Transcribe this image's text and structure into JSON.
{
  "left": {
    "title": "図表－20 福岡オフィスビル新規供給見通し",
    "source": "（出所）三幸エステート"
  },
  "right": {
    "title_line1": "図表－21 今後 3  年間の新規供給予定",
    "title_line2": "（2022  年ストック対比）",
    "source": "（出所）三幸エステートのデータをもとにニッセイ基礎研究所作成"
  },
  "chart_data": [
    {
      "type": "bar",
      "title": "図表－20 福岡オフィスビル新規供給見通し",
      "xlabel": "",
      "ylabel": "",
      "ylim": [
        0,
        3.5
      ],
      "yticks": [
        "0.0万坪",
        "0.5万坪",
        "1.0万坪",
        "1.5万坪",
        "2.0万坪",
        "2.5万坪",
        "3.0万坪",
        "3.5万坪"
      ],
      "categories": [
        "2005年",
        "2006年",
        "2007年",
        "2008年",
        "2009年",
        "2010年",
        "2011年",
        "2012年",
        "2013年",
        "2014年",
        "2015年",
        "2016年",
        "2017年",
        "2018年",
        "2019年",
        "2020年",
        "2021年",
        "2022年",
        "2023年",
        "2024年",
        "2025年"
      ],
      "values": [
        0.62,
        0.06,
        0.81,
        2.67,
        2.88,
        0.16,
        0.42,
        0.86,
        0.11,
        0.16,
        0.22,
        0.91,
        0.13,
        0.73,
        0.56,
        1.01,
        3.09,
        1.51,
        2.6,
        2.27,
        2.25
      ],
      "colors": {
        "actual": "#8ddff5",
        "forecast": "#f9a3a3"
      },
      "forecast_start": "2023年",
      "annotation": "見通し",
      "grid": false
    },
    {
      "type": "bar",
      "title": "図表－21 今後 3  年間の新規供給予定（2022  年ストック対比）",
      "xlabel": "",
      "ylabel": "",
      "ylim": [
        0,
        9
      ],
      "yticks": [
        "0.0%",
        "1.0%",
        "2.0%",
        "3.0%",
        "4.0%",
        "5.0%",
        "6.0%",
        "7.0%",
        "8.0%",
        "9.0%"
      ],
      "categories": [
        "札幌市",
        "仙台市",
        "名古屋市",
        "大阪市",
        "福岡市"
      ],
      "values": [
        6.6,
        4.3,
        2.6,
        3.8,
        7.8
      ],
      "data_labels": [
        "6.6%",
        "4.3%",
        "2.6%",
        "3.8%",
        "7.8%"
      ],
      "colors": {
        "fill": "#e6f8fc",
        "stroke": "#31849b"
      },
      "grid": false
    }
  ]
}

## Instruction
Give the data again, exactly as it stands.

## Result
Transcribe this image's text and structure into JSON.
{
  "left": {
    "title": "図表－20 福岡オフィスビル新規供給見通し",
    "source": "（出所）三幸エステート"
  },
  "right": {
    "title_line1": "図表－21 今後 3  年間の新規供給予定",
    "title_line2": "（2022  年ストック対比）",
    "source": "（出所）三幸エステートのデータをもとにニッセイ基礎研究所作成"
  },
  "chart_data": [
    {
      "type": "bar",
      "title": "図表－20 福岡オフィスビル新規供給見通し",
      "xlabel": "",
      "ylabel": "",
      "ylim": [
        0,
        3.5
      ],
      "yticks": [
        "0.0万坪",
        "0.5万坪",
        "1.0万坪",
        "1.5万坪",
        "2.0万坪",
        "2.5万坪",
        "3.0万坪",
        "3.5万坪"
      ],
      "categories": [
        "2005年",
        "2006年",
        "2007年",
        "2008年",
        "2009年",
        "2010年",
        "2011年",
        "2012年",
        "2013年",
        "2014年",
        "2015年",
        "2016年",
        "2017年",
        "2018年",
        "2019年",
        "2020年",
        "2021年",
        "2022年",
        "2023年",
        "2024年",
        "2025年"
      ],
      "values": [
        0.62,
        0.06,
        0.81,
        2.67,
        2.88,
        0.16,
        0.42,
        0.86,
        0.11,
        0.16,
        0.22,
        0.91,
        0.13,
        0.73,
        0.56,
        1.01,
        3.09,
        1.51,
        2.6,
        2.27,
        2.25
      ],
      "colors": {
        "actual": "#8ddff5",
        "forecast": "#f9a3a3"
      },
      "forecast_start": "2023年",
      "annotation": "見通し",
      "grid": false
    },
    {
      "type": "bar",
      "title": "図表－21 今後 3  年間の新規供給予定（2022  年ストック対比）",
      "xlabel": "",
      "ylabel": "",
      "ylim": [
        0,
        9
      ],
      "yticks": [
        "0.0%",
        "1.0%",
        "2.0%",
        "3.0%",
        "4.0%",
        "5.0%",
        "6.0%",
        "7.0%",
        "8.0%",
        "9.0%"
      ],
      "categories": [
        "札幌市",
        "仙台市",
        "名古屋市",
        "大阪市",
        "福岡市"
      ],
      "values": [
        6.6,
        4.3,
        2.6,
        3.8,
        7.8
      ],
      "data_labels": [
        "6.6%",
        "4.3%",
        "2.6%",
        "3.8%",
        "7.8%"
      ],
      "colors": {
        "fill": "#e6f8fc",
        "stroke": "#31849b"
      },
      "grid": false
    }
  ]
}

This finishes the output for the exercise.